> EXERCISE INSTRUCTIONS: Return every line below in which "http" appears.

> DATA RECORDS:
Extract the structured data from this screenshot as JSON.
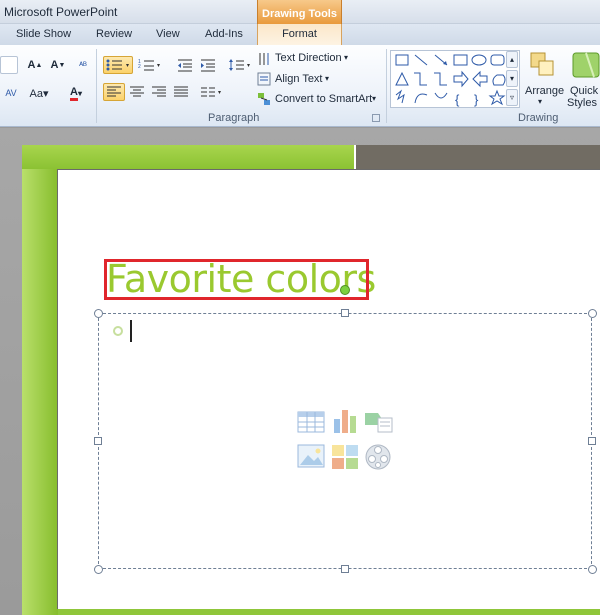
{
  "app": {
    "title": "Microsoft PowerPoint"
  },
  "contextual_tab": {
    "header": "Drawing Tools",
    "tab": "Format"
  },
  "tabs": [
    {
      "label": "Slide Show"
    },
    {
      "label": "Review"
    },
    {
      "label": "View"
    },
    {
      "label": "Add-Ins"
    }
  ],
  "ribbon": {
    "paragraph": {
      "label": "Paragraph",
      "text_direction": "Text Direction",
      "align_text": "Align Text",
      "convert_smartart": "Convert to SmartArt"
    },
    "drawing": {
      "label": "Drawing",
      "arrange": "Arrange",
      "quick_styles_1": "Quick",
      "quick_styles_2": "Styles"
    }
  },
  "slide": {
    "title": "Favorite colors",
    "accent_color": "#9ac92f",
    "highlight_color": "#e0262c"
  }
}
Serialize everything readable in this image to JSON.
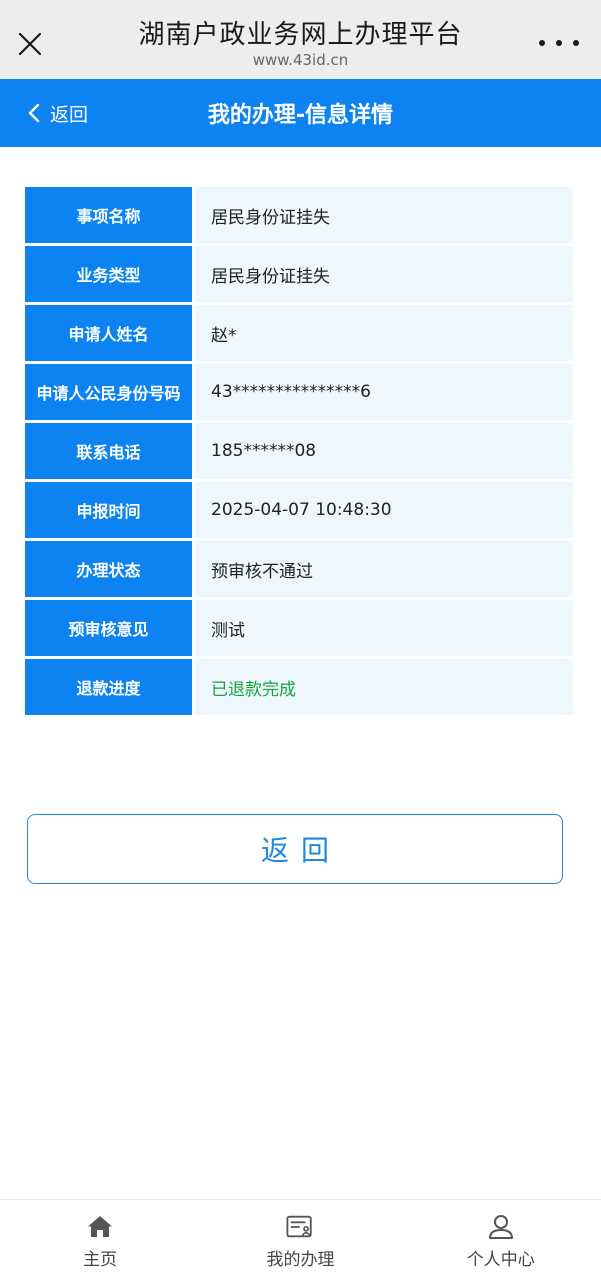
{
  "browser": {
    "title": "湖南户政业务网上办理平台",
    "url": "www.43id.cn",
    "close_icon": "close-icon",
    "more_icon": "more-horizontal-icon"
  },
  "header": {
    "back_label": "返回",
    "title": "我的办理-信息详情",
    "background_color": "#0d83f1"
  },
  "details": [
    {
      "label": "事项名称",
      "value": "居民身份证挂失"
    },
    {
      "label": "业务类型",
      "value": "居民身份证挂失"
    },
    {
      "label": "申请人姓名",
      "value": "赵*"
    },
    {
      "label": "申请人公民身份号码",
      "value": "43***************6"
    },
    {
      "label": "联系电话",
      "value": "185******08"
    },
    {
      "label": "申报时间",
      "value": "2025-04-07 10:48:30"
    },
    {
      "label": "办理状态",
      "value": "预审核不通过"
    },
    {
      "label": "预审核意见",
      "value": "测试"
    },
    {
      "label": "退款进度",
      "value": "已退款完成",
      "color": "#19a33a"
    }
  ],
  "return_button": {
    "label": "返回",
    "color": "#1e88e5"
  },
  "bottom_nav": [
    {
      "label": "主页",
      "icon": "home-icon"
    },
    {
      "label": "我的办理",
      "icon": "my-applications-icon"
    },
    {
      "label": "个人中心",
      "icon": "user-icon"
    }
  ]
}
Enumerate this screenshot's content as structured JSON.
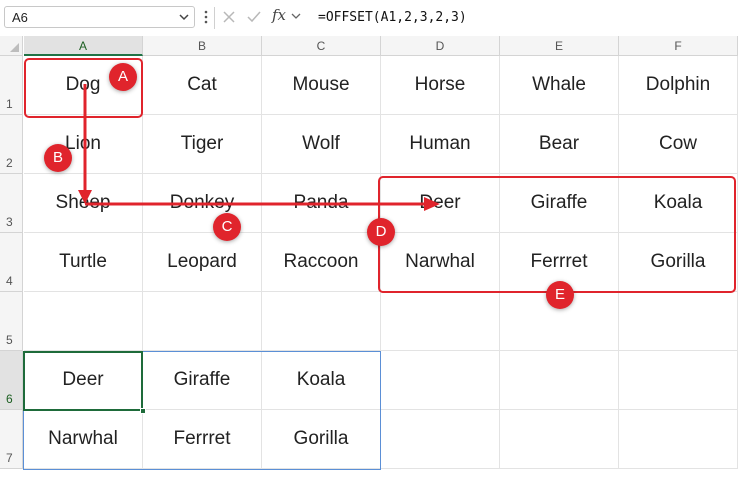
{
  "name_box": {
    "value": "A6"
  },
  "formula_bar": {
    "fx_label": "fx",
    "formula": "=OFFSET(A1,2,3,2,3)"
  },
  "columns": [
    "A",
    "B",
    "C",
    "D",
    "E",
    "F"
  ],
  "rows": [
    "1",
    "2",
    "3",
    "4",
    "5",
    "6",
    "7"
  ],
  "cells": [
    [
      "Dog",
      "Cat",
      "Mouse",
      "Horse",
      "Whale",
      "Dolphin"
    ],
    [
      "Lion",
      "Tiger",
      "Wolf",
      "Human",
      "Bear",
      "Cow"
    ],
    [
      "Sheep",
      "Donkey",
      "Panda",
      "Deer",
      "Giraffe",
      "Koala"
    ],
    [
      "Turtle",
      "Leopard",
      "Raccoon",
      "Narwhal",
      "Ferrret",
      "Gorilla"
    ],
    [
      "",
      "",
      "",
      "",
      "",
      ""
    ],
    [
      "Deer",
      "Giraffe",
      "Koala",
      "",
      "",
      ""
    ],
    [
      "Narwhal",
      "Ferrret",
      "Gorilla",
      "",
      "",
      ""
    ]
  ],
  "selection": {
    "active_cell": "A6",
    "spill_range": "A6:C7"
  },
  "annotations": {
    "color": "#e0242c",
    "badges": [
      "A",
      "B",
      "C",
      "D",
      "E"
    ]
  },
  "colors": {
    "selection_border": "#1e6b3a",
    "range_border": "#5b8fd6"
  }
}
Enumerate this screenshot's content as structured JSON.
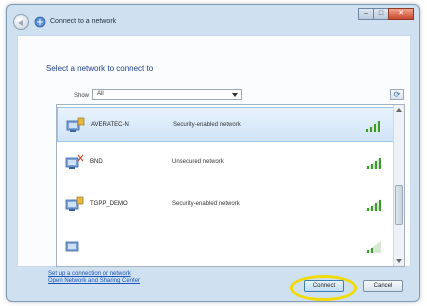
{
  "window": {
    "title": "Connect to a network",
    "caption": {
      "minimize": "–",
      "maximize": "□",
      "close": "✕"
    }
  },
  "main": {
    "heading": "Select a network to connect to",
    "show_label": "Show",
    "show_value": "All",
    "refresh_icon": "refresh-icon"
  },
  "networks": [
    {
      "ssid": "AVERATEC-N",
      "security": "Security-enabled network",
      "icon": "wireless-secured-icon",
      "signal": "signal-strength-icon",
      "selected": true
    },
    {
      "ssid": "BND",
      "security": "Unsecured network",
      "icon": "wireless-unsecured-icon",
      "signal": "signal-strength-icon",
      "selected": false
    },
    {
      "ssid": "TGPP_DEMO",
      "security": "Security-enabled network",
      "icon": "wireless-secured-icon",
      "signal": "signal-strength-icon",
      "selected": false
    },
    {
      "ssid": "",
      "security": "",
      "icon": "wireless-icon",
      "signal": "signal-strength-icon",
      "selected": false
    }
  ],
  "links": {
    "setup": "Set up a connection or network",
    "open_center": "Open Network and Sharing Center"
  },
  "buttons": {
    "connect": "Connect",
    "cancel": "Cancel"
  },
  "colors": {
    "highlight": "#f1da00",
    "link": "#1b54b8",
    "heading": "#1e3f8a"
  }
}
---
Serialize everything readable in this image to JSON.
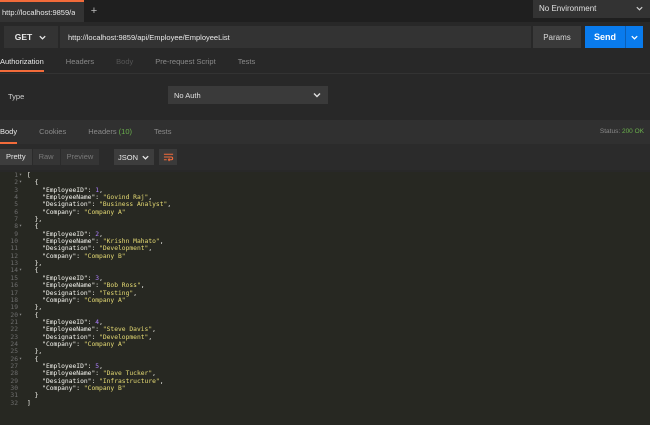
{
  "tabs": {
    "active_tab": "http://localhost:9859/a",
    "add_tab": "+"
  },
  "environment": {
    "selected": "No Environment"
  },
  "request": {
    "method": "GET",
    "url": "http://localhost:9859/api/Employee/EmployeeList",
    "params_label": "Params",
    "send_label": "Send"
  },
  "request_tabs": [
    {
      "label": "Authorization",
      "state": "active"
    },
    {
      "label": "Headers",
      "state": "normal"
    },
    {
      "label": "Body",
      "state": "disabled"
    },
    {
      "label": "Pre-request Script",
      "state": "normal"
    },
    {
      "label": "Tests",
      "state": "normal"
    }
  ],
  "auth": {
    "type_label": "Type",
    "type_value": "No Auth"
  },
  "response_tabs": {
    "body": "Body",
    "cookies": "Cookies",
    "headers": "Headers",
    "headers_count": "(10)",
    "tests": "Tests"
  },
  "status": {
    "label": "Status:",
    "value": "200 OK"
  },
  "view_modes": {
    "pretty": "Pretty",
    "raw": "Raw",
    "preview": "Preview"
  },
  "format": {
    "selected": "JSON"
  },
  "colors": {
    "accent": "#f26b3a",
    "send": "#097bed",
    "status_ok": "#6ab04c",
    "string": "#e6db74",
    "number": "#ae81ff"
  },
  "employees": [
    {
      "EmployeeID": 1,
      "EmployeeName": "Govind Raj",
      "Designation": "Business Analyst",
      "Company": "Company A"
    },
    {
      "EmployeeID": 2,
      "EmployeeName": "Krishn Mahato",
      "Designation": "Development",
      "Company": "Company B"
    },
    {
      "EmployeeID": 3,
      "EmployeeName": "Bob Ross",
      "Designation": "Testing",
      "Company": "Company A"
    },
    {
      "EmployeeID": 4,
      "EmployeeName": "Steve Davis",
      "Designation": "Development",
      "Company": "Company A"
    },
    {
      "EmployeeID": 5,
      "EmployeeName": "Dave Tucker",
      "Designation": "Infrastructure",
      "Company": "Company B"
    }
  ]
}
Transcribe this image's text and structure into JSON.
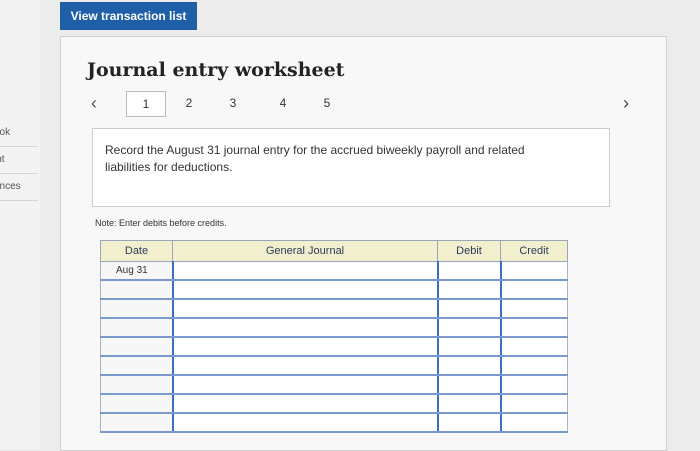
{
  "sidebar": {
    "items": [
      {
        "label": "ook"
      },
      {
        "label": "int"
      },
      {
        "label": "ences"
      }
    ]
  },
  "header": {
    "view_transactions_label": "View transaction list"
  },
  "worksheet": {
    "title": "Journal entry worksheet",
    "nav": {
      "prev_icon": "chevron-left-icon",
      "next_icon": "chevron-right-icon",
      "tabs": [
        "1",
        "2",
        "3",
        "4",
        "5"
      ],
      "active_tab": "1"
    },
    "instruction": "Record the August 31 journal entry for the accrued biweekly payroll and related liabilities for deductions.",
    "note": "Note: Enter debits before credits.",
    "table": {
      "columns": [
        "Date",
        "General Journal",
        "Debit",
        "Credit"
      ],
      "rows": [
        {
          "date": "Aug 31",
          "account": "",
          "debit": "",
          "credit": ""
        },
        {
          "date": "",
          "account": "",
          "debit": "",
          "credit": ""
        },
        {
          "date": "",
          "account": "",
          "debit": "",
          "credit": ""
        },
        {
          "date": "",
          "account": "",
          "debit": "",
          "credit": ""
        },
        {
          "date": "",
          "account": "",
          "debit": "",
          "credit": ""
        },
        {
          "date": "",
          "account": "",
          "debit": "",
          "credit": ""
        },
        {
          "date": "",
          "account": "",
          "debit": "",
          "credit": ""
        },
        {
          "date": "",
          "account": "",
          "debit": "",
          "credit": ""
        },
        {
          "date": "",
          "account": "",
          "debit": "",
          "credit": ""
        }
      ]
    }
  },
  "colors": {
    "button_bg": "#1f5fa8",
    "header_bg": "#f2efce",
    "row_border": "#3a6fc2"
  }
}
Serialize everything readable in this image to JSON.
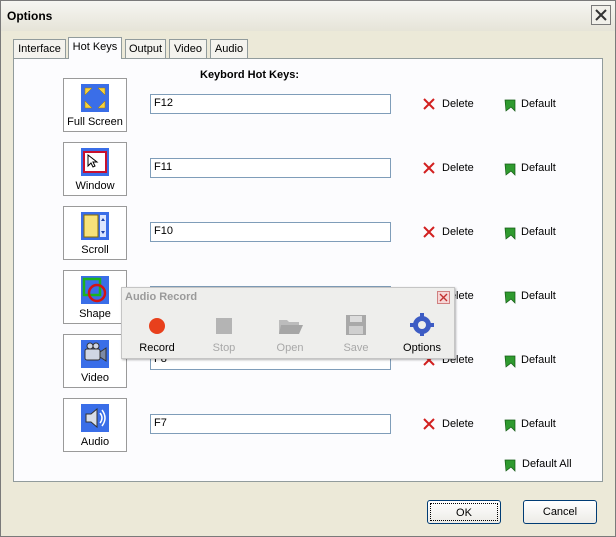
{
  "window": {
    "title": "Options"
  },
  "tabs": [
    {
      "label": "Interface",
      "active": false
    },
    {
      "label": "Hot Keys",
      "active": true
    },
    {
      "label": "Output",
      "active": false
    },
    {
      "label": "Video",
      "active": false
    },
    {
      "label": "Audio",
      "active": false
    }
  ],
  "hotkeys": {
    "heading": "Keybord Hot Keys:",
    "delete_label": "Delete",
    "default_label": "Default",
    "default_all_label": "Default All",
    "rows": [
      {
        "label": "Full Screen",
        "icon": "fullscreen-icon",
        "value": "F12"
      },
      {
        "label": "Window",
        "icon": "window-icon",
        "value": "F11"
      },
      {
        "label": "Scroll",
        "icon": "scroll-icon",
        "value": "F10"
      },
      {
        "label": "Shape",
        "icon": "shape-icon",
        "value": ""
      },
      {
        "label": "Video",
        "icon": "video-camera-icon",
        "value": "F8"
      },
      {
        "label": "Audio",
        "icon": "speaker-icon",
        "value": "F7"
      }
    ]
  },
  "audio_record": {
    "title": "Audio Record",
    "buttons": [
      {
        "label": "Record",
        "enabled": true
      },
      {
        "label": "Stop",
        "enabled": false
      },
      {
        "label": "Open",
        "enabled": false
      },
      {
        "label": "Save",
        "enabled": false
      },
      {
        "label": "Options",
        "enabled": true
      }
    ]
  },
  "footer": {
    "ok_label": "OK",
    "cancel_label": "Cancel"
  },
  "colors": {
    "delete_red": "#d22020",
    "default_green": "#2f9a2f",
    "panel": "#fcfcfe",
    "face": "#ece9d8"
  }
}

> SOLUTION FOR THIS PROBLEM:
    "active_tab": "http://localhost:9859/a",
    "url": "http://localhost:9859/api/Employee/EmployeeList",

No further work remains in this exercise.